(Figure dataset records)
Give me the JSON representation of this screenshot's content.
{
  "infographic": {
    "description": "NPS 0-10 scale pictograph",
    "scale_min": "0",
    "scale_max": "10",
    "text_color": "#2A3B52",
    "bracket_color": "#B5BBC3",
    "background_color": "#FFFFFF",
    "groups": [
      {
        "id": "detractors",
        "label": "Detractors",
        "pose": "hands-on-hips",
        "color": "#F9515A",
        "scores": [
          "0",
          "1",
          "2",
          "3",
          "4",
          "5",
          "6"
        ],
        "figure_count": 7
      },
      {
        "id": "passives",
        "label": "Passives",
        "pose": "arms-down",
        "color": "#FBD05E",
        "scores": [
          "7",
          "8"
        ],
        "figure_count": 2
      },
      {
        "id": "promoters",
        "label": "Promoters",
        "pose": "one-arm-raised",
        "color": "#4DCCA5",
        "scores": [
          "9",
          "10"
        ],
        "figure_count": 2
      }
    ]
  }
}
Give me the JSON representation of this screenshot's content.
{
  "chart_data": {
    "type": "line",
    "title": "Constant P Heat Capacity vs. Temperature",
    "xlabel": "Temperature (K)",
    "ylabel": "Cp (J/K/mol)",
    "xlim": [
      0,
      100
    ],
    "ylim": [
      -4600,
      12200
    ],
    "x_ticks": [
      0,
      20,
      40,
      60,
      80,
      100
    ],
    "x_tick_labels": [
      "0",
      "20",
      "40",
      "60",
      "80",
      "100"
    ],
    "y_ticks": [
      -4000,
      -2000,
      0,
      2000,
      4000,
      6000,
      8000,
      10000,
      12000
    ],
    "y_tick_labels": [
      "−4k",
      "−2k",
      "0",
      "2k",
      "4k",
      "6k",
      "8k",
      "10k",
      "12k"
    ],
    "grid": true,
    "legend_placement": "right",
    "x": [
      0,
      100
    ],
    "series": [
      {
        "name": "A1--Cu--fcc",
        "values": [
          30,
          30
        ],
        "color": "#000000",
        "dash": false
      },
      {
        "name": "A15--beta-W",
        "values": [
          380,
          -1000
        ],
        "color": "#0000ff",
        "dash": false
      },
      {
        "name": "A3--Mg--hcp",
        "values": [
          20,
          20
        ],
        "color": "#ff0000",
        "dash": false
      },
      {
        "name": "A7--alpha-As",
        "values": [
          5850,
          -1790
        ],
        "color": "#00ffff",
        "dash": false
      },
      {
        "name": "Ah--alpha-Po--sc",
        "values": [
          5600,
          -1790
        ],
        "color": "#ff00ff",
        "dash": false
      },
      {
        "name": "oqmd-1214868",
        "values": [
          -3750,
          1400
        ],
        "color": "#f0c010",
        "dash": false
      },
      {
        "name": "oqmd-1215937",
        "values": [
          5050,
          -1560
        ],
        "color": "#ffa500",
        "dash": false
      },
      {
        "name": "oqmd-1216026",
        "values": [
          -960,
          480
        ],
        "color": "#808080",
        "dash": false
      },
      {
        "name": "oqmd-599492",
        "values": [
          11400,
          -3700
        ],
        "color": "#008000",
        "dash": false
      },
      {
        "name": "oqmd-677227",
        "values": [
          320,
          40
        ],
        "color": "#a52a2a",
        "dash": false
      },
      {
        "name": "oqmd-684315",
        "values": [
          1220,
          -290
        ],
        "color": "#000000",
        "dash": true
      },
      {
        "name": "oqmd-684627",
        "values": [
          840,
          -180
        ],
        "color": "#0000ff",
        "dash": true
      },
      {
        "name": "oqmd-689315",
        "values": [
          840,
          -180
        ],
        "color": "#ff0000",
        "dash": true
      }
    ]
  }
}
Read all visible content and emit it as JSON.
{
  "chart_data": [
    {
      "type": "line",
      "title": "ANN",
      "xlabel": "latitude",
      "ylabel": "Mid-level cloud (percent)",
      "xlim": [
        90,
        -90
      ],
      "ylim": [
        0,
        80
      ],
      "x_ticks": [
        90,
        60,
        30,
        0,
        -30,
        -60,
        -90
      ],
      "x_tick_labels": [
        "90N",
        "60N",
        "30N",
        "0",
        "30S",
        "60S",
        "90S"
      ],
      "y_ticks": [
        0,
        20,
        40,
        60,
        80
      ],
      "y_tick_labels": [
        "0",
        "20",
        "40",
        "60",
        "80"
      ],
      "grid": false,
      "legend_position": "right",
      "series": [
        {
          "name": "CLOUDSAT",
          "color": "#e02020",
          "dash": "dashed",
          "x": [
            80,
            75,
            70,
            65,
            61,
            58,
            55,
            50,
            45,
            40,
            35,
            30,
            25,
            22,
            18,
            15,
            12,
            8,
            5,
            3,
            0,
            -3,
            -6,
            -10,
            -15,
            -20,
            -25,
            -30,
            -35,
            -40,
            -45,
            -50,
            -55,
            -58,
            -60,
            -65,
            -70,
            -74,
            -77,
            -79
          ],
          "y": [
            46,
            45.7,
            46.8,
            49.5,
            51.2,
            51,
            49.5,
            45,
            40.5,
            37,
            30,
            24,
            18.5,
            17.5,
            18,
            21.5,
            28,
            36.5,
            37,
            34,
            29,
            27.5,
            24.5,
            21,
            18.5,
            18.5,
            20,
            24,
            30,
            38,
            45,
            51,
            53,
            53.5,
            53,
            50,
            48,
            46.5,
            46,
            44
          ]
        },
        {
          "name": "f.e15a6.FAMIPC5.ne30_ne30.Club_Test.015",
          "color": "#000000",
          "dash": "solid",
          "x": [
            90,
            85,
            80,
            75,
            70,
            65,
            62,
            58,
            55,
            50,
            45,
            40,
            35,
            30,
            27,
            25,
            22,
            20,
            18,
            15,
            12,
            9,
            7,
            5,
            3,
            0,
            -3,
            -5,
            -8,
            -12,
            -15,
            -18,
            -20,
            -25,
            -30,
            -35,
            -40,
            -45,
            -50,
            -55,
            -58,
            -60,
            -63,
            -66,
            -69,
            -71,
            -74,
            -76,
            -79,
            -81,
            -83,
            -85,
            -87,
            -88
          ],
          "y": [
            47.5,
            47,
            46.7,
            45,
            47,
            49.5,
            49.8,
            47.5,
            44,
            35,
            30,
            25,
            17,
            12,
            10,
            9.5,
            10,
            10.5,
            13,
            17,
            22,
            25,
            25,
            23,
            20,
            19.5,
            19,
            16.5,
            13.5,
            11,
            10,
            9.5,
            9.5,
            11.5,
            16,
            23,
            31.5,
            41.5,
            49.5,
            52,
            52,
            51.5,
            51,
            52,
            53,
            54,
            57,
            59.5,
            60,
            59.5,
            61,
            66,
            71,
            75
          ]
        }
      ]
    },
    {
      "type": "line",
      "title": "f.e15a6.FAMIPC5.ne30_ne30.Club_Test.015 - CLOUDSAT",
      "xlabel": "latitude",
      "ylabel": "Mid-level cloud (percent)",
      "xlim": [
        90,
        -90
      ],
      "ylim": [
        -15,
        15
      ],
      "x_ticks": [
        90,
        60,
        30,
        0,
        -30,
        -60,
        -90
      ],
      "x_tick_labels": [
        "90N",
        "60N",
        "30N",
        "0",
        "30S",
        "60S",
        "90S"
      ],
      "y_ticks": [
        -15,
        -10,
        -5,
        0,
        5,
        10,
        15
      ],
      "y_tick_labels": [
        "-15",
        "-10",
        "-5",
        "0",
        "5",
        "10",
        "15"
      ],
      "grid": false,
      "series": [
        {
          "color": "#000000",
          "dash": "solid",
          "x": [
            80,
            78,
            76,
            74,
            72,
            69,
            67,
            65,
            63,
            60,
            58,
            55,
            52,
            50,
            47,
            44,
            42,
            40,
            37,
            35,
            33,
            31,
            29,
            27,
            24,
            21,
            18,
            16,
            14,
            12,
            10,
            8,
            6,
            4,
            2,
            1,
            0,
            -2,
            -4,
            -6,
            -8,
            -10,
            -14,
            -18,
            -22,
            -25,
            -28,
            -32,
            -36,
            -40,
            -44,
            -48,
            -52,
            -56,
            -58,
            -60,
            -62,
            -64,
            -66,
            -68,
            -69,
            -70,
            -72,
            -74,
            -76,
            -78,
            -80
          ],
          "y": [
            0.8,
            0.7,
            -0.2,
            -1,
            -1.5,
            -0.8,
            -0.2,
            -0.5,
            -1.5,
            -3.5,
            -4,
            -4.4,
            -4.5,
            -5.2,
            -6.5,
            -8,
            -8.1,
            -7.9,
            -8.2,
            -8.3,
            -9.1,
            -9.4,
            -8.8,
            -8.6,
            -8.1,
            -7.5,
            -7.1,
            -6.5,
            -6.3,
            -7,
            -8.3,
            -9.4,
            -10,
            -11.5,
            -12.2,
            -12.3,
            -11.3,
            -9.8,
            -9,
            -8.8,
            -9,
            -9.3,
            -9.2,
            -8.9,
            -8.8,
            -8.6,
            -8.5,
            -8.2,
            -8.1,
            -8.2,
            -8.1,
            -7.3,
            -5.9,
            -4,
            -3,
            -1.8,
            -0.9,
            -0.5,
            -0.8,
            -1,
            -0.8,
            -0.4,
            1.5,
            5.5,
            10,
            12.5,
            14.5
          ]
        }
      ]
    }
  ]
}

* [TASK GOAL]:
How many lines in the records above hold the word "pose"? Give only the number.

* [RESULT OF THE EXERCISE]:
3